WHAT THE EXERCISE ASKS » Copy out each line that includes the word "Username".

Rows from a dataset:
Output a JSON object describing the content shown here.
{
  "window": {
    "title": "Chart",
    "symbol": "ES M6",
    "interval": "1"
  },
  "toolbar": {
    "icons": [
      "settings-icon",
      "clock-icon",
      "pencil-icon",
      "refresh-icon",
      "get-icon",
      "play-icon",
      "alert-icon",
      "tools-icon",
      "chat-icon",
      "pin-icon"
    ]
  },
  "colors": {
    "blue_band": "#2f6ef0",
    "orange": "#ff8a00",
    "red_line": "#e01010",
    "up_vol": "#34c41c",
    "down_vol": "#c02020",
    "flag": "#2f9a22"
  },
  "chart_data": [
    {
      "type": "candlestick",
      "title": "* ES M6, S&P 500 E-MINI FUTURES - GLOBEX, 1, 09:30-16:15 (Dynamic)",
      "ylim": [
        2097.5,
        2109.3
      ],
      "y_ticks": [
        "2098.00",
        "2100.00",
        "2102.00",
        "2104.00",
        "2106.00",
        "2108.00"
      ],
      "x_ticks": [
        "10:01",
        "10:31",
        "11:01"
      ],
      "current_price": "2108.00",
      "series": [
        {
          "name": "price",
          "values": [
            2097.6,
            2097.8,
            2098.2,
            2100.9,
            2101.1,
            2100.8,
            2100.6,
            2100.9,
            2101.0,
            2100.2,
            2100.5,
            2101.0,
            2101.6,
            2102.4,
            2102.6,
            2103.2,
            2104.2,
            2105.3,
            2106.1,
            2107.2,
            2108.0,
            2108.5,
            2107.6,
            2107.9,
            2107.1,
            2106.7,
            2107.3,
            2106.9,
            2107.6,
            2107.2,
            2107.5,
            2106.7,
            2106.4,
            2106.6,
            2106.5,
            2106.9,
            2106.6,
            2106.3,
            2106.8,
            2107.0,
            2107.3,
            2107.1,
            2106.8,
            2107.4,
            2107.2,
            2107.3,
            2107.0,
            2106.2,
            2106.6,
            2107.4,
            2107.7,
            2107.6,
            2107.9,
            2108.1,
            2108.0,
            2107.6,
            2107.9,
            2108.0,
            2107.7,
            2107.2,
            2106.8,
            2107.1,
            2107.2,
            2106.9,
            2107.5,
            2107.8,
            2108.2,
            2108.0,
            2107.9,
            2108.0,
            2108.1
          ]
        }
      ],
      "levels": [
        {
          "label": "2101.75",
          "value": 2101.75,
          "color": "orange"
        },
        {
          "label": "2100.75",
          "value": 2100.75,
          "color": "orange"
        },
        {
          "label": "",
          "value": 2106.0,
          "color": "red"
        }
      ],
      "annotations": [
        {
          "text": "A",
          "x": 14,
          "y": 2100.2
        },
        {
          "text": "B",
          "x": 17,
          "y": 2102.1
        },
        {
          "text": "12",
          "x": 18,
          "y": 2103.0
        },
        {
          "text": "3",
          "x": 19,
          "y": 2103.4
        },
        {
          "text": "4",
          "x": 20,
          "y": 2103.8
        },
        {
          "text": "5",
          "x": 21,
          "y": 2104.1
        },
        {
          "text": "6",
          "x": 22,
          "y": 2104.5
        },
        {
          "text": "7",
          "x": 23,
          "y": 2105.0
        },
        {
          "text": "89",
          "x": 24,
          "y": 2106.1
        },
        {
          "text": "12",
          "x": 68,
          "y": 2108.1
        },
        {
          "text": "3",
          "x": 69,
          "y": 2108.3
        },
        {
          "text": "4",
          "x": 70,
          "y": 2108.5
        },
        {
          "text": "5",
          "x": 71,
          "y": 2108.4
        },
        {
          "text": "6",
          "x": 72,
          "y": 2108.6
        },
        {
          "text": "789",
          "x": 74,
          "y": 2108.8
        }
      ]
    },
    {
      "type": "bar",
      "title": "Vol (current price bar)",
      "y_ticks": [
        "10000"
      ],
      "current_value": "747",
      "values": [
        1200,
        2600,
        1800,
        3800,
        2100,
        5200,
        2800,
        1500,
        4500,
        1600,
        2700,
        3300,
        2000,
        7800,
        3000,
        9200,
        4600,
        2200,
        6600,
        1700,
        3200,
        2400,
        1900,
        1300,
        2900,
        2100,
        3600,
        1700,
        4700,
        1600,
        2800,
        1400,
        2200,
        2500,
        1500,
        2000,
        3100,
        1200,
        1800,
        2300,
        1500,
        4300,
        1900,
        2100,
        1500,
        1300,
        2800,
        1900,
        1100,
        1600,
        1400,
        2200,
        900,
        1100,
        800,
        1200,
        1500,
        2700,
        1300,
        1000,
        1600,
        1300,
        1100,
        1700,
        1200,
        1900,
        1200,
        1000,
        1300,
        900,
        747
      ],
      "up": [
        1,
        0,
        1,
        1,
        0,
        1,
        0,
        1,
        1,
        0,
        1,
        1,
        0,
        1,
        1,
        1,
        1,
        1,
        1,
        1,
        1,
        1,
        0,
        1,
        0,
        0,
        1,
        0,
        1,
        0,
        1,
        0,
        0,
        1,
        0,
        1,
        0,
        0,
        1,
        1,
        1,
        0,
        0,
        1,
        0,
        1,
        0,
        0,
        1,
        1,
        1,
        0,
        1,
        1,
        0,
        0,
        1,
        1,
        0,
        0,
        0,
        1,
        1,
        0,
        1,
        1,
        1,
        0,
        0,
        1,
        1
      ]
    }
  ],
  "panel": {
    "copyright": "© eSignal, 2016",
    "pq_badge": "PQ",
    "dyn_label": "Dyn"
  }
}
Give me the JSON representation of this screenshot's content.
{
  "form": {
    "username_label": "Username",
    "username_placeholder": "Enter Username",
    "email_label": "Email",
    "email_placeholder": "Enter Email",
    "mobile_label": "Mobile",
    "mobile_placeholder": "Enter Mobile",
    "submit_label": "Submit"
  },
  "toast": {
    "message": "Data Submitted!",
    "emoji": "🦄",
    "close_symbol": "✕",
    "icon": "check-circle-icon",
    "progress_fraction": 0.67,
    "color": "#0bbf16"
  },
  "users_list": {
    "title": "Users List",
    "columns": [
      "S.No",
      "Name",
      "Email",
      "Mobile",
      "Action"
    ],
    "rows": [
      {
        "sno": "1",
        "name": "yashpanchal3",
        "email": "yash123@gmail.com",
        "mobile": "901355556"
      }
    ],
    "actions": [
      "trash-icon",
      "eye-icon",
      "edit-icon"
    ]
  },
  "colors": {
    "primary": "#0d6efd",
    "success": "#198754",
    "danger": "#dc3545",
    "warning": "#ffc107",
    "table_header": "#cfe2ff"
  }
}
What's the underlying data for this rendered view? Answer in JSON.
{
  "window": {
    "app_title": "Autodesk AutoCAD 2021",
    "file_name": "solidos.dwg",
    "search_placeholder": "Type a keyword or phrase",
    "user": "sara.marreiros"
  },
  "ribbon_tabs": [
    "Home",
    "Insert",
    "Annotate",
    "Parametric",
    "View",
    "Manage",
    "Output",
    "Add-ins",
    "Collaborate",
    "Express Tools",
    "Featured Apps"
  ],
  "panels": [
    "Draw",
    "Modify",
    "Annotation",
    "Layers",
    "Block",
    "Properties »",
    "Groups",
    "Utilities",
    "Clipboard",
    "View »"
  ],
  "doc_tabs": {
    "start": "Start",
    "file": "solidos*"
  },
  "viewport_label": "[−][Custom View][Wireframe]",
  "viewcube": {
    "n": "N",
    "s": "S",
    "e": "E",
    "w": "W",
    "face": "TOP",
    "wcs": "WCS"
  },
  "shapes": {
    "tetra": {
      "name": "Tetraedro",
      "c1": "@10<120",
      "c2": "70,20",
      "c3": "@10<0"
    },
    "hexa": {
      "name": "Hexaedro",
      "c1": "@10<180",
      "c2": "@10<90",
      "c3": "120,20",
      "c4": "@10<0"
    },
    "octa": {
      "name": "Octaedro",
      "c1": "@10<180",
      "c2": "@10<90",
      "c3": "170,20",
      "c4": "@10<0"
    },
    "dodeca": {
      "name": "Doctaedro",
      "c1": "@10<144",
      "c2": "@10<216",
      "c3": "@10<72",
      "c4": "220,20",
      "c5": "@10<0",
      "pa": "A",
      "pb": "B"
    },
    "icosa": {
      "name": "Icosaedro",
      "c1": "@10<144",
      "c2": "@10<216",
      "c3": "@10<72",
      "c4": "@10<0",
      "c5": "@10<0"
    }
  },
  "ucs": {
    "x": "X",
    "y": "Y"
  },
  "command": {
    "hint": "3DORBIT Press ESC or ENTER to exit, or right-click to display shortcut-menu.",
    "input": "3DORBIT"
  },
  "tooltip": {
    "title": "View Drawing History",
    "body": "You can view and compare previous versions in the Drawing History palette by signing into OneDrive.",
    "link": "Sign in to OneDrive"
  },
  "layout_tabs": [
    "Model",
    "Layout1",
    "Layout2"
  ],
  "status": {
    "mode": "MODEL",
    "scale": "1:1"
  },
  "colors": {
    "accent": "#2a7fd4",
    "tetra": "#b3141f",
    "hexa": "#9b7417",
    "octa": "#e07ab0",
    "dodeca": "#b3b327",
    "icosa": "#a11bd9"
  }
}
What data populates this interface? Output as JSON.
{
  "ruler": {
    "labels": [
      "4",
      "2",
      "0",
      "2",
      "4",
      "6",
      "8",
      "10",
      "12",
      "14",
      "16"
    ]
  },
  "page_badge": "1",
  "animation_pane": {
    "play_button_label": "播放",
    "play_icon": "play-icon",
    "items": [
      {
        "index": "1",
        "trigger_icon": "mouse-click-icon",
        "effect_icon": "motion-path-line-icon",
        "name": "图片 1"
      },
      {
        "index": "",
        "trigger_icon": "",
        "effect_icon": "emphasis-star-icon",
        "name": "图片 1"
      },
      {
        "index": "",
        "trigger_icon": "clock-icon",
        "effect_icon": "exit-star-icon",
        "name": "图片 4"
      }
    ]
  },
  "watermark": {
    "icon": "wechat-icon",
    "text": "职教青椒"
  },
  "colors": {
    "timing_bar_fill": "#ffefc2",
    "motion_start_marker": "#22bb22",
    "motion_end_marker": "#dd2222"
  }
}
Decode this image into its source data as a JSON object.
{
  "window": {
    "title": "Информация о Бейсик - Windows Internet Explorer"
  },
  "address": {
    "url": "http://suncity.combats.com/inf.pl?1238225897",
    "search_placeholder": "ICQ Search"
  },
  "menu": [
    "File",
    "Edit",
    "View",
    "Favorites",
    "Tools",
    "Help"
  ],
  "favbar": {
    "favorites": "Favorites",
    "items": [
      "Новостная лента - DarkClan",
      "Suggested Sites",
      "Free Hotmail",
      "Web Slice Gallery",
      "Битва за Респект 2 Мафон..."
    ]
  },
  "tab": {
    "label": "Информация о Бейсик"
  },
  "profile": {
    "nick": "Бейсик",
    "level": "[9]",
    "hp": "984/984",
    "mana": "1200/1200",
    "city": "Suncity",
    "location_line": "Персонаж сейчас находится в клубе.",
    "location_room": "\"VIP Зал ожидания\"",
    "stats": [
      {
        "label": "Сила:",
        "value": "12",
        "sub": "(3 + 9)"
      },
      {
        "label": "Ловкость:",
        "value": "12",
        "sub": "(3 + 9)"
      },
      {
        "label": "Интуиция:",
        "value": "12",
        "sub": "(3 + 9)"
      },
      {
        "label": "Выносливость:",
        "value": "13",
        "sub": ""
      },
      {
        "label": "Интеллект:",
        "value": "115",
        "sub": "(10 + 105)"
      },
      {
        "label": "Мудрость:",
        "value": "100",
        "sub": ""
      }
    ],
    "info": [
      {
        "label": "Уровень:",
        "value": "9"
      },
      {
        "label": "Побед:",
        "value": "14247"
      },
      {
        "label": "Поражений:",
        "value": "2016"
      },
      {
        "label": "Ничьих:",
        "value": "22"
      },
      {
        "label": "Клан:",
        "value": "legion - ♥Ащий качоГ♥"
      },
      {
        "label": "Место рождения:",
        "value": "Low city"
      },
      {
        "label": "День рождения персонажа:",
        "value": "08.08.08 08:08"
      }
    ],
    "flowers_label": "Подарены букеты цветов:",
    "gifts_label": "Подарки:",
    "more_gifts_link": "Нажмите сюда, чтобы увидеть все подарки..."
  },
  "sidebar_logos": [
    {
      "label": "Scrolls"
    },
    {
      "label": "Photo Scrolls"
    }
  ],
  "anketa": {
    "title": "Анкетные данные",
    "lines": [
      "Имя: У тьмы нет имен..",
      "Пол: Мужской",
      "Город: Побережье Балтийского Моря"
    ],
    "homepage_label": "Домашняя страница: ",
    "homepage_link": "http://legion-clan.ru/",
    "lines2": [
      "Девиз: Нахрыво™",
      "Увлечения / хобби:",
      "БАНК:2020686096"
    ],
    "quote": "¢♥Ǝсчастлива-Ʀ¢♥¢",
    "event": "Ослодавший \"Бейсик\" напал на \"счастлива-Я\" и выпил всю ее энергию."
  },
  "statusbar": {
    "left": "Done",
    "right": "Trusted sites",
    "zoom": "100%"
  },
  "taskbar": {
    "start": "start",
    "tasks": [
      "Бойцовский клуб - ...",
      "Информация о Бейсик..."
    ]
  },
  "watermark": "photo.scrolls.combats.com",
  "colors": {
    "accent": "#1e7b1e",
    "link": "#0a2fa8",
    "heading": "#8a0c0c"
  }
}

ANSWER »
    "username_label": "Username",
    "username_placeholder": "Enter Username",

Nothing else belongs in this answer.